PROBLEM DETAILS — Extract every entry word for word. Skip the pictures.

MATERIAL FOR THIS TASK —
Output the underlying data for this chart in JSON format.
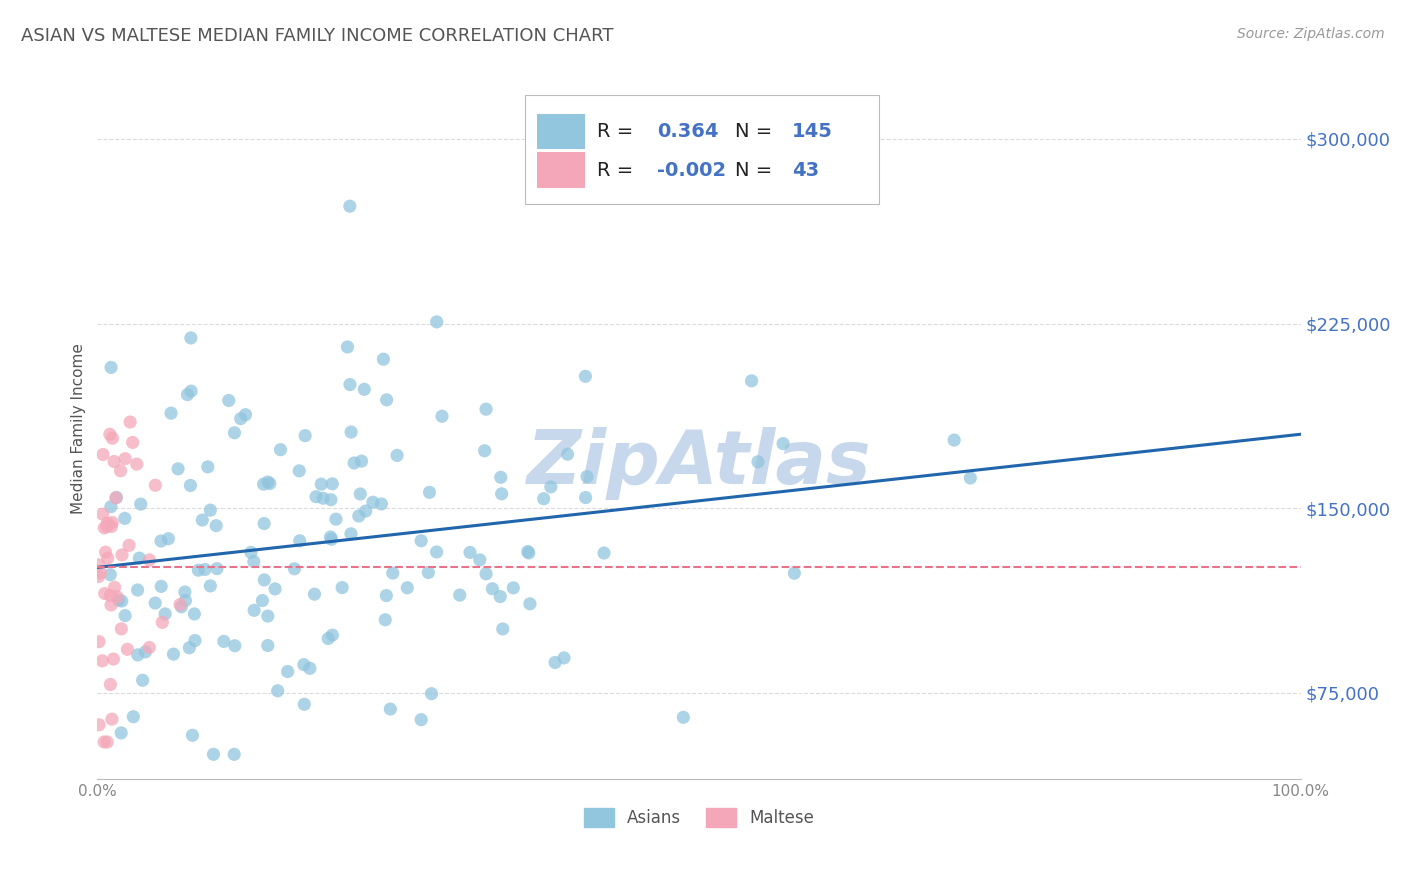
{
  "title": "ASIAN VS MALTESE MEDIAN FAMILY INCOME CORRELATION CHART",
  "source": "Source: ZipAtlas.com",
  "ylabel": "Median Family Income",
  "xlim": [
    0,
    1.0
  ],
  "ylim": [
    40000,
    325000
  ],
  "ytick_positions": [
    75000,
    150000,
    225000,
    300000
  ],
  "ytick_labels": [
    "$75,000",
    "$150,000",
    "$225,000",
    "$300,000"
  ],
  "asian_color": "#92C5DE",
  "maltese_color": "#F4A7B9",
  "trend_asian_color": "#2166AC",
  "trend_maltese_color": "#E8728A",
  "legend_r_asian": "0.364",
  "legend_n_asian": "145",
  "legend_r_maltese": "-0.002",
  "legend_n_maltese": "43",
  "background_color": "#FFFFFF",
  "grid_color": "#CCCCCC",
  "title_color": "#555555",
  "axis_label_color": "#555555",
  "tick_label_color": "#4472C4",
  "watermark_text": "ZipAtlas",
  "watermark_color": "#C8D8EC",
  "seed_asian": 42,
  "seed_maltese": 7
}
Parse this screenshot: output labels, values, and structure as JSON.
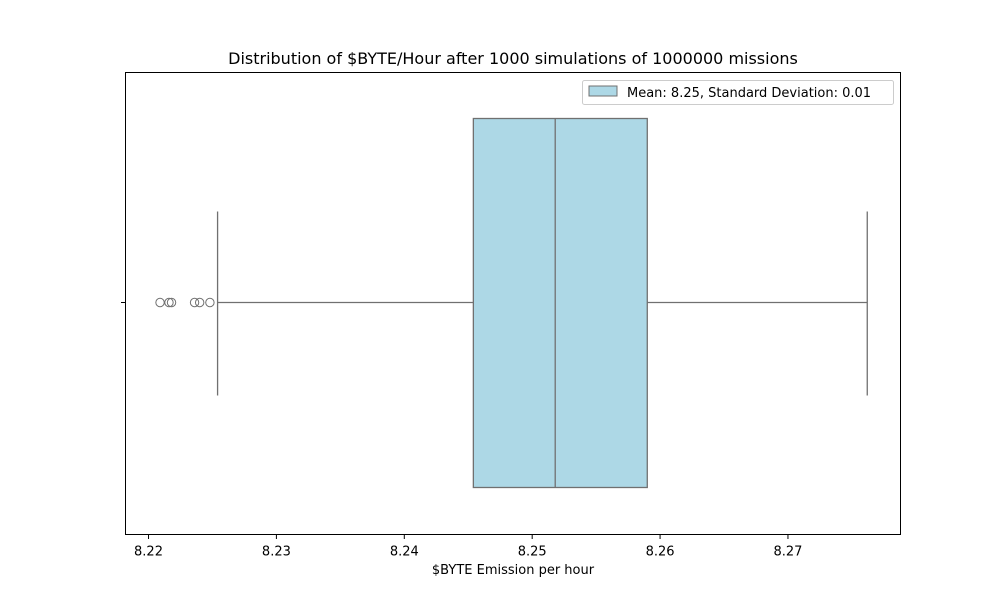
{
  "chart_data": {
    "type": "box",
    "title": "Distribution of $BYTE/Hour after 1000 simulations of 1000000 missions",
    "xlabel": "$BYTE Emission per hour",
    "ylabel": "",
    "xlim": [
      8.2182,
      8.2788
    ],
    "xticks": [
      8.22,
      8.23,
      8.24,
      8.25,
      8.26,
      8.27
    ],
    "xtick_labels": [
      "8.22",
      "8.23",
      "8.24",
      "8.25",
      "8.26",
      "8.27"
    ],
    "grid": false,
    "legend": {
      "placement": "top-right",
      "label": "Mean: 8.25, Standard Deviation: 0.01"
    },
    "box": {
      "whisker_low": 8.2254,
      "q1": 8.2454,
      "median": 8.2518,
      "q3": 8.259,
      "whisker_high": 8.2762,
      "outliers": [
        8.2209,
        8.2216,
        8.2218,
        8.2236,
        8.224,
        8.2248
      ]
    },
    "colors": {
      "box_fill": "#add8e6",
      "box_edge": "#707070",
      "axis": "#000000"
    }
  }
}
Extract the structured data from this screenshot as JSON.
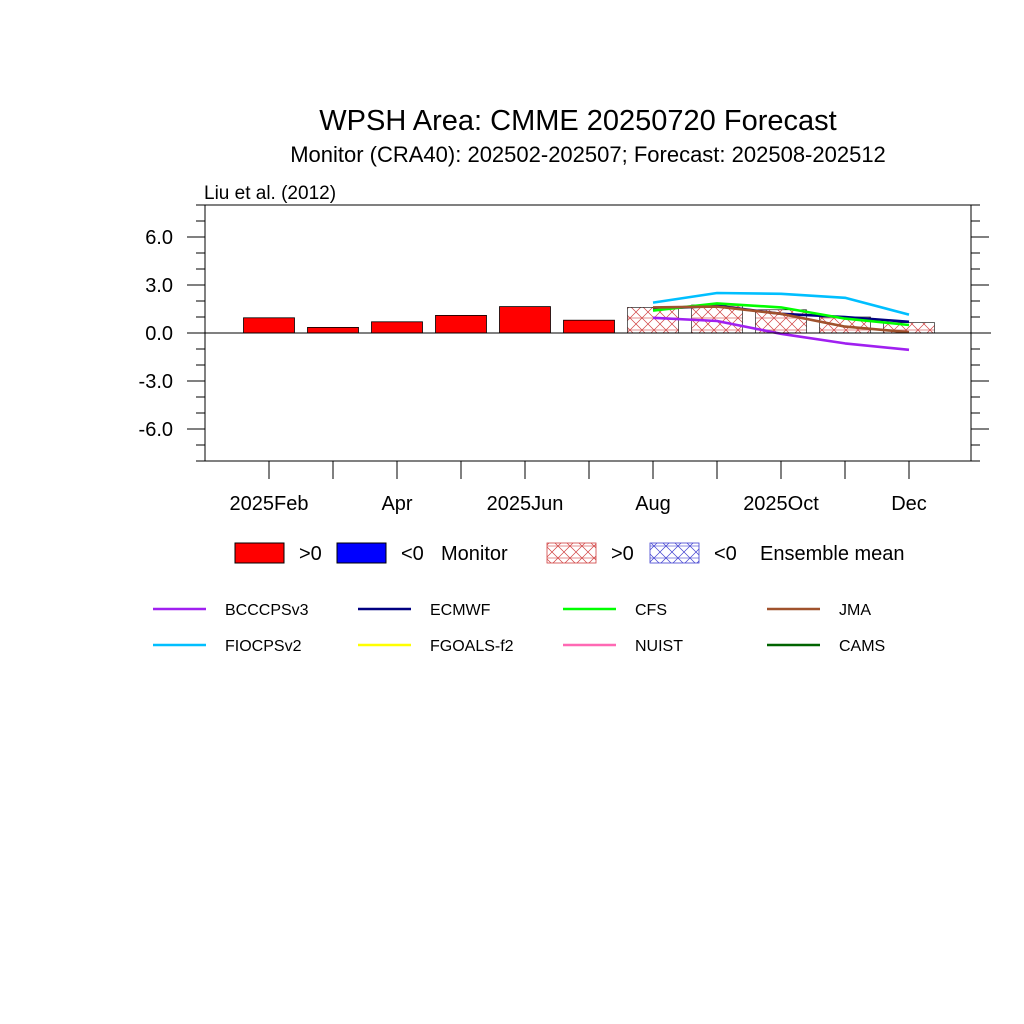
{
  "chart_data": {
    "type": "bar",
    "title": "WPSH Area: CMME 20250720 Forecast",
    "subtitle": "Monitor (CRA40): 202502-202507; Forecast: 202508-202512",
    "annotation": "Liu et al. (2012)",
    "ylim": [
      -8,
      8
    ],
    "y_ticks": [
      "6.0",
      "3.0",
      "0.0",
      "-3.0",
      "-6.0"
    ],
    "y_tick_values": [
      6,
      3,
      0,
      -3,
      -6
    ],
    "x_tick_labels": [
      "2025Feb",
      "Apr",
      "2025Jun",
      "Aug",
      "2025Oct",
      "Dec"
    ],
    "months": [
      "2025-02",
      "2025-03",
      "2025-04",
      "2025-05",
      "2025-06",
      "2025-07",
      "2025-08",
      "2025-09",
      "2025-10",
      "2025-11",
      "2025-12"
    ],
    "monitor": {
      "months": [
        "2025-02",
        "2025-03",
        "2025-04",
        "2025-05",
        "2025-06",
        "2025-07"
      ],
      "values": [
        0.95,
        0.35,
        0.7,
        1.1,
        1.65,
        0.8
      ],
      "pos_color": "#ff0000",
      "neg_color": "#0000ff"
    },
    "ensemble_mean": {
      "months": [
        "2025-08",
        "2025-09",
        "2025-10",
        "2025-11",
        "2025-12"
      ],
      "values": [
        1.6,
        1.75,
        1.45,
        1.0,
        0.65
      ],
      "pos_color": "#d04040",
      "neg_color": "#4040d0"
    },
    "series": [
      {
        "name": "BCCCPSv3",
        "color": "#a020f0",
        "months": [
          "2025-08",
          "2025-09",
          "2025-10",
          "2025-11",
          "2025-12"
        ],
        "values": [
          0.95,
          0.75,
          -0.05,
          -0.65,
          -1.05
        ]
      },
      {
        "name": "ECMWF",
        "color": "#000080",
        "months": [
          "2025-08",
          "2025-09",
          "2025-10",
          "2025-11",
          "2025-12"
        ],
        "values": [
          1.5,
          1.7,
          1.2,
          1.0,
          0.7
        ]
      },
      {
        "name": "CFS",
        "color": "#00ff00",
        "months": [
          "2025-08",
          "2025-09",
          "2025-10",
          "2025-11",
          "2025-12"
        ],
        "values": [
          1.4,
          1.85,
          1.6,
          0.9,
          0.5
        ]
      },
      {
        "name": "JMA",
        "color": "#a0522d",
        "months": [
          "2025-08",
          "2025-09",
          "2025-10",
          "2025-11",
          "2025-12"
        ],
        "values": [
          1.6,
          1.65,
          1.2,
          0.4,
          0.05
        ]
      },
      {
        "name": "FIOCPSv2",
        "color": "#00bfff",
        "months": [
          "2025-08",
          "2025-09",
          "2025-10",
          "2025-11",
          "2025-12"
        ],
        "values": [
          1.9,
          2.5,
          2.45,
          2.2,
          1.15
        ]
      },
      {
        "name": "FGOALS-f2",
        "color": "#ffff00",
        "months": [],
        "values": []
      },
      {
        "name": "NUIST",
        "color": "#ff69b4",
        "months": [],
        "values": []
      },
      {
        "name": "CAMS",
        "color": "#006400",
        "months": [],
        "values": []
      }
    ],
    "legend_top": {
      "pos_label": ">0",
      "neg_label": "<0",
      "monitor_label": "Monitor",
      "ensemble_label": "Ensemble mean"
    },
    "grid": false
  }
}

OUTPUT OF THE EXERCISE —
Output the underlying data for this chart in JSON format.
{
  "title": "ASIAN VS MALTESE MEDIAN FAMILY INCOME CORRELATION CHART",
  "source": "Source: ZipAtlas.com",
  "ylabel": "Median Family Income",
  "xlim": [
    0,
    1.0
  ],
  "ylim": [
    40000,
    325000
  ],
  "ytick_positions": [
    75000,
    150000,
    225000,
    300000
  ],
  "ytick_labels": [
    "$75,000",
    "$150,000",
    "$225,000",
    "$300,000"
  ],
  "asian_color": "#92C5DE",
  "maltese_color": "#F4A7B9",
  "trend_asian_color": "#2166AC",
  "trend_maltese_color": "#E8728A",
  "legend_r_asian": "0.364",
  "legend_n_asian": "145",
  "legend_r_maltese": "-0.002",
  "legend_n_maltese": "43",
  "background_color": "#FFFFFF",
  "grid_color": "#CCCCCC",
  "title_color": "#555555",
  "axis_label_color": "#555555",
  "tick_label_color": "#4472C4",
  "watermark_text": "ZipAtlas",
  "watermark_color": "#C8D8EC",
  "seed_asian": 42,
  "seed_maltese": 7
}
Parse this screenshot: output labels, values, and structure as JSON.
{
  "chart_data": {
    "type": "box",
    "title": "Distribution of $BYTE/Hour after 1000 simulations of 1000000 missions",
    "xlabel": "$BYTE Emission per hour",
    "ylabel": "",
    "xlim": [
      8.2182,
      8.2788
    ],
    "xticks": [
      8.22,
      8.23,
      8.24,
      8.25,
      8.26,
      8.27
    ],
    "xtick_labels": [
      "8.22",
      "8.23",
      "8.24",
      "8.25",
      "8.26",
      "8.27"
    ],
    "grid": false,
    "legend": {
      "placement": "top-right",
      "label": "Mean: 8.25, Standard Deviation: 0.01"
    },
    "box": {
      "whisker_low": 8.2254,
      "q1": 8.2454,
      "median": 8.2518,
      "q3": 8.259,
      "whisker_high": 8.2762,
      "outliers": [
        8.2209,
        8.2216,
        8.2218,
        8.2236,
        8.224,
        8.2248
      ]
    },
    "colors": {
      "box_fill": "#add8e6",
      "box_edge": "#707070",
      "axis": "#000000"
    }
  }
}
Extract the structured data from this screenshot as JSON.
{
  "chart_data": {
    "type": "bar",
    "title": "WPSH Area: CMME 20250720 Forecast",
    "subtitle": "Monitor (CRA40): 202502-202507; Forecast: 202508-202512",
    "annotation": "Liu et al. (2012)",
    "ylim": [
      -8,
      8
    ],
    "y_ticks": [
      "6.0",
      "3.0",
      "0.0",
      "-3.0",
      "-6.0"
    ],
    "y_tick_values": [
      6,
      3,
      0,
      -3,
      -6
    ],
    "x_tick_labels": [
      "2025Feb",
      "Apr",
      "2025Jun",
      "Aug",
      "2025Oct",
      "Dec"
    ],
    "months": [
      "2025-02",
      "2025-03",
      "2025-04",
      "2025-05",
      "2025-06",
      "2025-07",
      "2025-08",
      "2025-09",
      "2025-10",
      "2025-11",
      "2025-12"
    ],
    "monitor": {
      "months": [
        "2025-02",
        "2025-03",
        "2025-04",
        "2025-05",
        "2025-06",
        "2025-07"
      ],
      "values": [
        0.95,
        0.35,
        0.7,
        1.1,
        1.65,
        0.8
      ],
      "pos_color": "#ff0000",
      "neg_color": "#0000ff"
    },
    "ensemble_mean": {
      "months": [
        "2025-08",
        "2025-09",
        "2025-10",
        "2025-11",
        "2025-12"
      ],
      "values": [
        1.6,
        1.75,
        1.45,
        1.0,
        0.65
      ],
      "pos_color": "#d04040",
      "neg_color": "#4040d0"
    },
    "series": [
      {
        "name": "BCCCPSv3",
        "color": "#a020f0",
        "months": [
          "2025-08",
          "2025-09",
          "2025-10",
          "2025-11",
          "2025-12"
        ],
        "values": [
          0.95,
          0.75,
          -0.05,
          -0.65,
          -1.05
        ]
      },
      {
        "name": "ECMWF",
        "color": "#000080",
        "months": [
          "2025-08",
          "2025-09",
          "2025-10",
          "2025-11",
          "2025-12"
        ],
        "values": [
          1.5,
          1.7,
          1.2,
          1.0,
          0.7
        ]
      },
      {
        "name": "CFS",
        "color": "#00ff00",
        "months": [
          "2025-08",
          "2025-09",
          "2025-10",
          "2025-11",
          "2025-12"
        ],
        "values": [
          1.4,
          1.85,
          1.6,
          0.9,
          0.5
        ]
      },
      {
        "name": "JMA",
        "color": "#a0522d",
        "months": [
          "2025-08",
          "2025-09",
          "2025-10",
          "2025-11",
          "2025-12"
        ],
        "values": [
          1.6,
          1.65,
          1.2,
          0.4,
          0.05
        ]
      },
      {
        "name": "FIOCPSv2",
        "color": "#00bfff",
        "months": [
          "2025-08",
          "2025-09",
          "2025-10",
          "2025-11",
          "2025-12"
        ],
        "values": [
          1.9,
          2.5,
          2.45,
          2.2,
          1.15
        ]
      },
      {
        "name": "FGOALS-f2",
        "color": "#ffff00",
        "months": [],
        "values": []
      },
      {
        "name": "NUIST",
        "color": "#ff69b4",
        "months": [],
        "values": []
      },
      {
        "name": "CAMS",
        "color": "#006400",
        "months": [],
        "values": []
      }
    ],
    "legend_top": {
      "pos_label": ">0",
      "neg_label": "<0",
      "monitor_label": "Monitor",
      "ensemble_label": "Ensemble mean"
    },
    "grid": false
  }
}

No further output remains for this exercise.